• The problem
Reproduce the items without any change, starting at their first line and ending after the line that contains "cell-point bbox=[573, 360, 579, 366]". Include both of those lines.

════════════════

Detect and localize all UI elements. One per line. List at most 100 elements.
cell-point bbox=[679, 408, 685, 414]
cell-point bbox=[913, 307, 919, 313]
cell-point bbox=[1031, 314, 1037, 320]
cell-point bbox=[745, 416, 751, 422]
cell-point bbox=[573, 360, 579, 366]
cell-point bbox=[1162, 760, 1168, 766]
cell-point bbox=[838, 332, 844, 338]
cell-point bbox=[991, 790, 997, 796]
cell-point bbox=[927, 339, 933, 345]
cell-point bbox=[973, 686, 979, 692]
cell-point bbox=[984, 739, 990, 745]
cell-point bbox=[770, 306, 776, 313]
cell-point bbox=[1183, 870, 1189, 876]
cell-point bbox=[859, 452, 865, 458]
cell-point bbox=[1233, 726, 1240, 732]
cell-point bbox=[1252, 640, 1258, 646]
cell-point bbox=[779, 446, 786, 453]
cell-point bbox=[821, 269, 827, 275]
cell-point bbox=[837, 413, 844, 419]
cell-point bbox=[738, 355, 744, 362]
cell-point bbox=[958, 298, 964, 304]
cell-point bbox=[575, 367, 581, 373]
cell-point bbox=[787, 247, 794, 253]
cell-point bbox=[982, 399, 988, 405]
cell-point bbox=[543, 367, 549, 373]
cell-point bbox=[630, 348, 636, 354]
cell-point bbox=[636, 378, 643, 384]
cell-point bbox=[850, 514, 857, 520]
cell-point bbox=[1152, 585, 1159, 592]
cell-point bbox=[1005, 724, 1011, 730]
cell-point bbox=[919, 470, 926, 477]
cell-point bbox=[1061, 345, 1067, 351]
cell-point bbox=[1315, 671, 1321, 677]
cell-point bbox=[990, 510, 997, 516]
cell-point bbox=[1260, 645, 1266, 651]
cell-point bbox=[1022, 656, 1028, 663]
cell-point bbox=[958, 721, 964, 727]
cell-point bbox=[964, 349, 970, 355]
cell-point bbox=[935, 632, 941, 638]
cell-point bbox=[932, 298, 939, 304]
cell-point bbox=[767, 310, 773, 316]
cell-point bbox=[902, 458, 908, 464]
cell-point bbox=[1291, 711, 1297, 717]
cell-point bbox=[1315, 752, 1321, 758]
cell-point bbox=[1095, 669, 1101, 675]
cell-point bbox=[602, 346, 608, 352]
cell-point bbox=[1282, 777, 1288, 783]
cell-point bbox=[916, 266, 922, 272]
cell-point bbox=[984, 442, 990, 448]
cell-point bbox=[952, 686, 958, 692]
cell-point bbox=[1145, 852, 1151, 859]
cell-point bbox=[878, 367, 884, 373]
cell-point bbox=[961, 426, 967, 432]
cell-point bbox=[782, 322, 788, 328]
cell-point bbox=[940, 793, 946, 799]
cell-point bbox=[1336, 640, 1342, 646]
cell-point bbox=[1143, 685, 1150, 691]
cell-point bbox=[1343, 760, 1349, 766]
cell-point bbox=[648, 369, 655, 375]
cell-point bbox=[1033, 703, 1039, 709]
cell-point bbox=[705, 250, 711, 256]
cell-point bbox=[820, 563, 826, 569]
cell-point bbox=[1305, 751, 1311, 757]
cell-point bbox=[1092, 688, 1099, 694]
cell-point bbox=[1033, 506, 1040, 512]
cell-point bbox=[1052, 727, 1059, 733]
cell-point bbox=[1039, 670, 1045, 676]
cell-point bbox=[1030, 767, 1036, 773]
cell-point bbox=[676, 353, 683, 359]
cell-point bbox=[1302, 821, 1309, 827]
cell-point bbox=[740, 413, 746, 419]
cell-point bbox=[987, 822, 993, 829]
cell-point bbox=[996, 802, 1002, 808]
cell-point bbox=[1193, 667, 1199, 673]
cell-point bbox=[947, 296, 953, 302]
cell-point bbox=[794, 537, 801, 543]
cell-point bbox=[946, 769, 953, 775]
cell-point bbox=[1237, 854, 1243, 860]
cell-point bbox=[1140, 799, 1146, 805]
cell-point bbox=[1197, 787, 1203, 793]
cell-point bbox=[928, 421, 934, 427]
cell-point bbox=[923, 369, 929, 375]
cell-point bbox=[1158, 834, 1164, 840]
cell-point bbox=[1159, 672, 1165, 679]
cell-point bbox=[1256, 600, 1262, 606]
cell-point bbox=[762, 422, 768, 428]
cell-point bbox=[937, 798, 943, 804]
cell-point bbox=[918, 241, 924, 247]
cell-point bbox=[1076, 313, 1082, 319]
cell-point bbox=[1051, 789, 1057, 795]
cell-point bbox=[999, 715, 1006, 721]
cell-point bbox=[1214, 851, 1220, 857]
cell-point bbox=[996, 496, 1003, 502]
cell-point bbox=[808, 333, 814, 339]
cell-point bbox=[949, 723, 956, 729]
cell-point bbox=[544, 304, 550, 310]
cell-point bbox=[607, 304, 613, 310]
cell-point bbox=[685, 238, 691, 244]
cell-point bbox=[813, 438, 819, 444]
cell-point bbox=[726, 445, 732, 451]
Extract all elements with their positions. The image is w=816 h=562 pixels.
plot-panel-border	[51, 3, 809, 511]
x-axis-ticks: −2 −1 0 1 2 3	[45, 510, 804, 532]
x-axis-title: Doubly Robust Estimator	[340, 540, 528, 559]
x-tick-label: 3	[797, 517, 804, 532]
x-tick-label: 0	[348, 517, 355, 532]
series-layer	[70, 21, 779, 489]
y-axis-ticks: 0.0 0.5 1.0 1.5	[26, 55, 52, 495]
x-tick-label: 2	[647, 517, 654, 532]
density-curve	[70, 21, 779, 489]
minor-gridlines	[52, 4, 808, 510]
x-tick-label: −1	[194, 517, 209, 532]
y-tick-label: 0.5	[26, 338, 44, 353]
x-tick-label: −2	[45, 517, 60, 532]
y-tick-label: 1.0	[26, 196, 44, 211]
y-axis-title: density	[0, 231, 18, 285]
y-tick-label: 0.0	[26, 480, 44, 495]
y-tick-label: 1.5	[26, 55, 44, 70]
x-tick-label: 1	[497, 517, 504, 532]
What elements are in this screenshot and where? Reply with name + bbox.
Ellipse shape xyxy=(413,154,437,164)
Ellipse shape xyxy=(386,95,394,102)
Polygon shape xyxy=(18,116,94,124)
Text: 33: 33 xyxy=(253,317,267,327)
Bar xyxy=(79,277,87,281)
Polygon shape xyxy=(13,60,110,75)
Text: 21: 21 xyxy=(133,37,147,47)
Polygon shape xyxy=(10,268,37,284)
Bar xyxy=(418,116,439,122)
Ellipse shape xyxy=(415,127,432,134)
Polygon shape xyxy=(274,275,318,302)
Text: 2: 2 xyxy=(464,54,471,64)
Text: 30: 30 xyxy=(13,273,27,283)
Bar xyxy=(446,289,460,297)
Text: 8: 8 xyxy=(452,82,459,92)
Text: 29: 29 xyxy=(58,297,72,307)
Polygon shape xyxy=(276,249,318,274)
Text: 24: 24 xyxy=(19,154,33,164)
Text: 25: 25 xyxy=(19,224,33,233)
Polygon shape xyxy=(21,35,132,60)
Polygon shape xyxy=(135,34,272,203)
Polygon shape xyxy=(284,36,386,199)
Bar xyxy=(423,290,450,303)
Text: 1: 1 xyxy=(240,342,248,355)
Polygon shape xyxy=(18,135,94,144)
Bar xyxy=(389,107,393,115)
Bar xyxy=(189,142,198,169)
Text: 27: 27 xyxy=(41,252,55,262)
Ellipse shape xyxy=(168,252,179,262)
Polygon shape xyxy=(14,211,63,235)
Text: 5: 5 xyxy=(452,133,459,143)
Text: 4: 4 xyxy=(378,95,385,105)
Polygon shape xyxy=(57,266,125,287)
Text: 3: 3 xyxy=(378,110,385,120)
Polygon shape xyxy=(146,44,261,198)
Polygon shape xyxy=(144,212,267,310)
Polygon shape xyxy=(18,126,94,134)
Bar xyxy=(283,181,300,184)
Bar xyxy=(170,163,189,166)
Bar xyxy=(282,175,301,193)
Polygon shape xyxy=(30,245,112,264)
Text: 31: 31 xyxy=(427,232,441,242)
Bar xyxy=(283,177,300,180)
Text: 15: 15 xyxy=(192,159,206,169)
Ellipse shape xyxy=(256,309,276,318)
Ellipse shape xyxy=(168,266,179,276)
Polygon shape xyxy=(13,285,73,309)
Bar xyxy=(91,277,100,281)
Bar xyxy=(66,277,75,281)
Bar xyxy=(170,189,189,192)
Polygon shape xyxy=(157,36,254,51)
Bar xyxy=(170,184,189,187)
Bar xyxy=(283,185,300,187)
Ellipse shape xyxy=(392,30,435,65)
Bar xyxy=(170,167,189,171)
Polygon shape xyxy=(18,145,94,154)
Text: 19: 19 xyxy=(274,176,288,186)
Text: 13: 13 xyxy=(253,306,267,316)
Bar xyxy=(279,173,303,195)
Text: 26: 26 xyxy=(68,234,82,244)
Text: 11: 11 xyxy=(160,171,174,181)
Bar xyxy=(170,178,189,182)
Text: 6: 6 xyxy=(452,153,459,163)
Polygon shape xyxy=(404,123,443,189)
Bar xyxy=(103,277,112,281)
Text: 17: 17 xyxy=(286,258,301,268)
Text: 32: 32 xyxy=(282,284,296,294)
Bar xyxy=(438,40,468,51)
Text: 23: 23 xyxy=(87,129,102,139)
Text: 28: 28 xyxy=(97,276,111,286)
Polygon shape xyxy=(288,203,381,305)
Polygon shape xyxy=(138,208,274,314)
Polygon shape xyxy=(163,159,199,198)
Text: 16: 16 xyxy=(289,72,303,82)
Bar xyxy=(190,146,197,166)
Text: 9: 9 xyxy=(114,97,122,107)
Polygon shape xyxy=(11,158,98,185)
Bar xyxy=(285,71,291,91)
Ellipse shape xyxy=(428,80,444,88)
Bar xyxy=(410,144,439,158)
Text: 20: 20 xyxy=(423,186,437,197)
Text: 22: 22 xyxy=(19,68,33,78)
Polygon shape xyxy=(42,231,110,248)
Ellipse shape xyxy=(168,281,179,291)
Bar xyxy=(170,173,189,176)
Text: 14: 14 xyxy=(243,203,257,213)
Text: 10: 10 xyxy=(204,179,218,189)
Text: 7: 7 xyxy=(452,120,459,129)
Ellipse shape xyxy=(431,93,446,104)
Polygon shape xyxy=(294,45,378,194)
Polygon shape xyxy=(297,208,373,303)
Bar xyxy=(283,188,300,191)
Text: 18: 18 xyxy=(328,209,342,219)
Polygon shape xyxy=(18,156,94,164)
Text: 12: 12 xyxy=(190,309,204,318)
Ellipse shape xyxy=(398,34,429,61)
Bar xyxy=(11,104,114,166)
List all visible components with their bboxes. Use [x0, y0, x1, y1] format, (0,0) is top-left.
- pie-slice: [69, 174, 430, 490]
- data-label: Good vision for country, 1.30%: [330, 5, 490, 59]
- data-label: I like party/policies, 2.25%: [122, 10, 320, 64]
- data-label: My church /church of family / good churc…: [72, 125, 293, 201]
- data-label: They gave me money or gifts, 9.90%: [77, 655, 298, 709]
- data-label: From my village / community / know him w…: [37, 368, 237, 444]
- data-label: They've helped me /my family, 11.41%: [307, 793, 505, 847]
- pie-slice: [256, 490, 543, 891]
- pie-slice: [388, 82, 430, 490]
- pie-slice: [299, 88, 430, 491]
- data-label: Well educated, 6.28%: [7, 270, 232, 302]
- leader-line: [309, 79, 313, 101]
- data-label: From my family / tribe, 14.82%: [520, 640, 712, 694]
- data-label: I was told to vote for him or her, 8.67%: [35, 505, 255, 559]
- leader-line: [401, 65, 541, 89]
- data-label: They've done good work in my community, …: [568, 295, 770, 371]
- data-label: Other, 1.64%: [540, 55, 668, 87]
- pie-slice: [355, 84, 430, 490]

════════════════

• Output
Detect and localize all UI elements. One per line. List at most 100 elements.
cell-point bbox=[679, 408, 685, 414]
cell-point bbox=[913, 307, 919, 313]
cell-point bbox=[1031, 314, 1037, 320]
cell-point bbox=[745, 416, 751, 422]
cell-point bbox=[573, 360, 579, 366]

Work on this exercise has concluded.